◆ **Your objective**
Search the data below for the word "będę" and copy each line that holds it.

◆ **The input**
+-------+

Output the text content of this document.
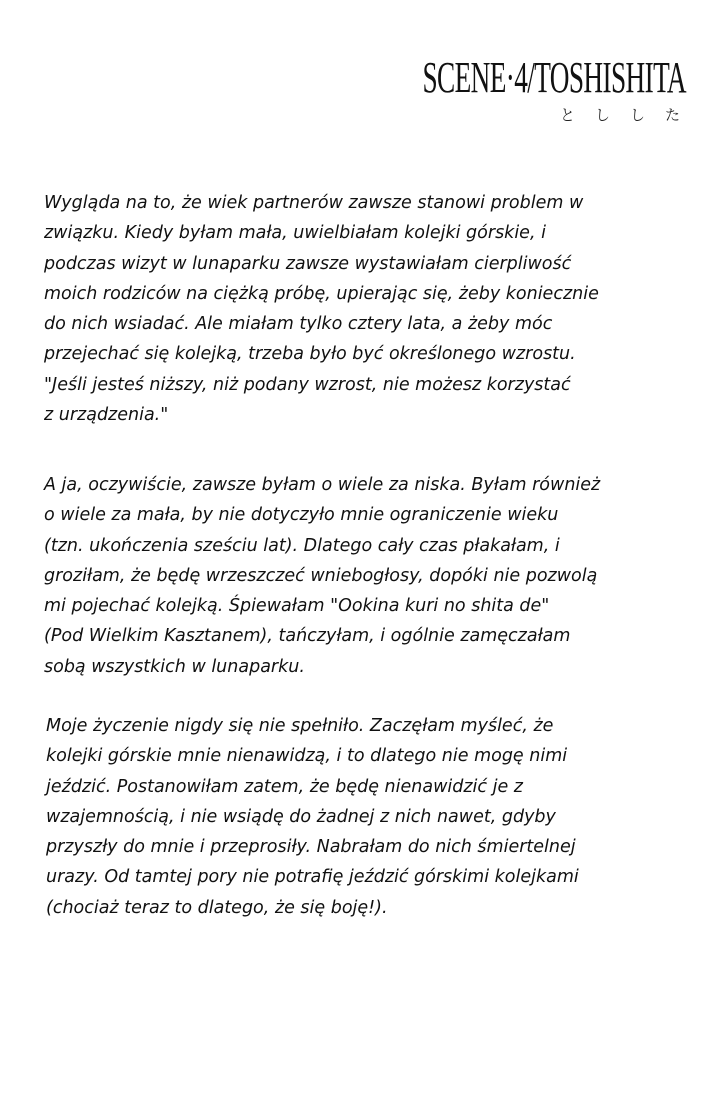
SCENE·4/TOSHISHITA
としした
Wygląda na to, że wiek partnerów zawsze stanowi problem w
związku. Kiedy byłam mała, uwielbiałam kolejki górskie, i
podczas wizyt w lunaparku zawsze wystawiałam cierpliwość
moich rodziców na ciężką próbę, upierając się, żeby koniecznie
do nich wsiadać. Ale miałam tylko cztery lata, a żeby móc
przejechać się kolejką, trzeba było być określonego wzrostu.
"Jeśli jesteś niższy, niż podany wzrost, nie możesz korzystać
z urządzenia."
A ja, oczywiście, zawsze byłam o wiele za niska. Byłam również
o wiele za mała, by nie dotyczyło mnie ograniczenie wieku
(tzn. ukończenia sześciu lat). Dlatego cały czas płakałam, i
groziłam, że będę wrzeszczeć wniebogłosy, dopóki nie pozwolą
mi pojechać kolejką. Śpiewałam "Ookina kuri no shita de"
(Pod Wielkim Kasztanem), tańczyłam, i ogólnie zamęczałam
sobą wszystkich w lunaparku.
Moje życzenie nigdy się nie spełniło. Zaczęłam myśleć, że
kolejki górskie mnie nienawidzą, i to dlatego nie mogę nimi
jeździć. Postanowiłam zatem, że będę nienawidzić je z
wzajemnością, i nie wsiądę do żadnej z nich nawet, gdyby
przyszły do mnie i przeprosiły. Nabrałam do nich śmiertelnej
urazy. Od tamtej pory nie potrafię jeździć górskimi kolejkami
(chociaż teraz to dlatego, że się boję!).
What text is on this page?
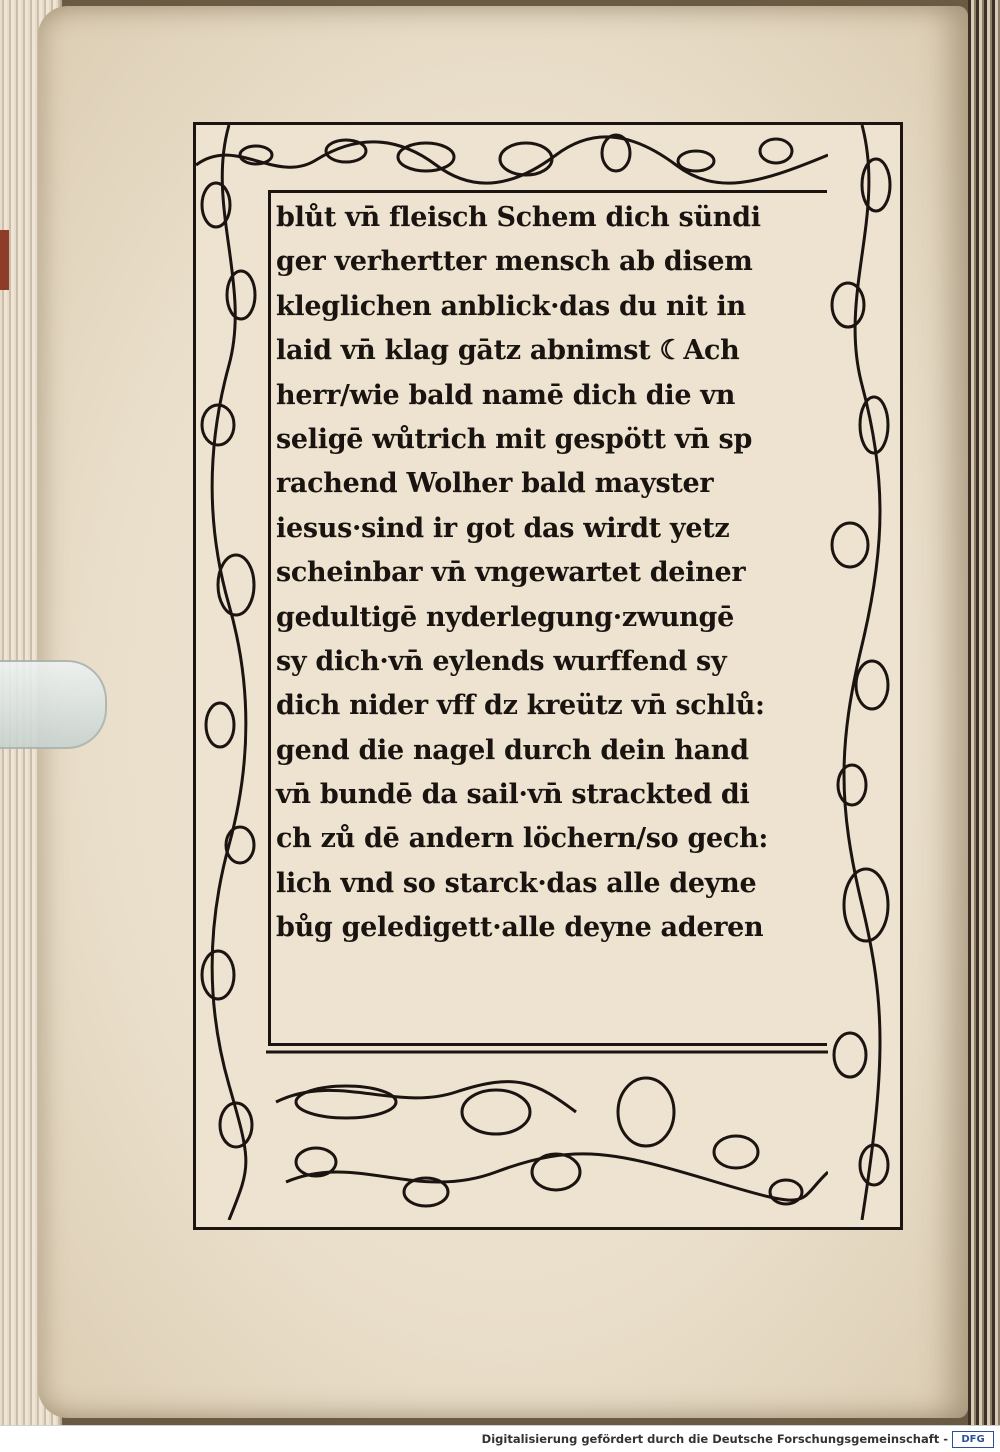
blůt vn̄ fleisch Schem dich sündi
ger verhertter mensch ab disem
kleglichen anblick·das du nit in
laid vn̄ klag gātz abnimst ☾Ach
herr/wie bald namē dich die vn
seligē wůtrich mit gespött vn̄ sp
rachend Wolher bald mayster
iesus·sind ir got das wirdt yetz
scheinbar vn̄ vngewartet deiner
gedultigē nyderlegung·zwungē
sy dich·vn̄ eylends wurffend sy
dich nider vff dz kreütz vn̄ schlů:
gend die nagel durch dein hand
vn̄ bundē da sail·vn̄ strackted di
ch zů dē andern löchern/so gech:
lich vnd so starck·das alle deyne
bůg geledigett·alle deyne aderen
Digitalisierung gefördert durch die Deutsche Forschungsgemeinschaft -	DFG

+-------+

◆ **Written response**
groziłam, że będę wrzeszczeć wniebogłosy, dopóki nie pozwolą
jeździć. Postanowiłam zatem, że będę nienawidzić je z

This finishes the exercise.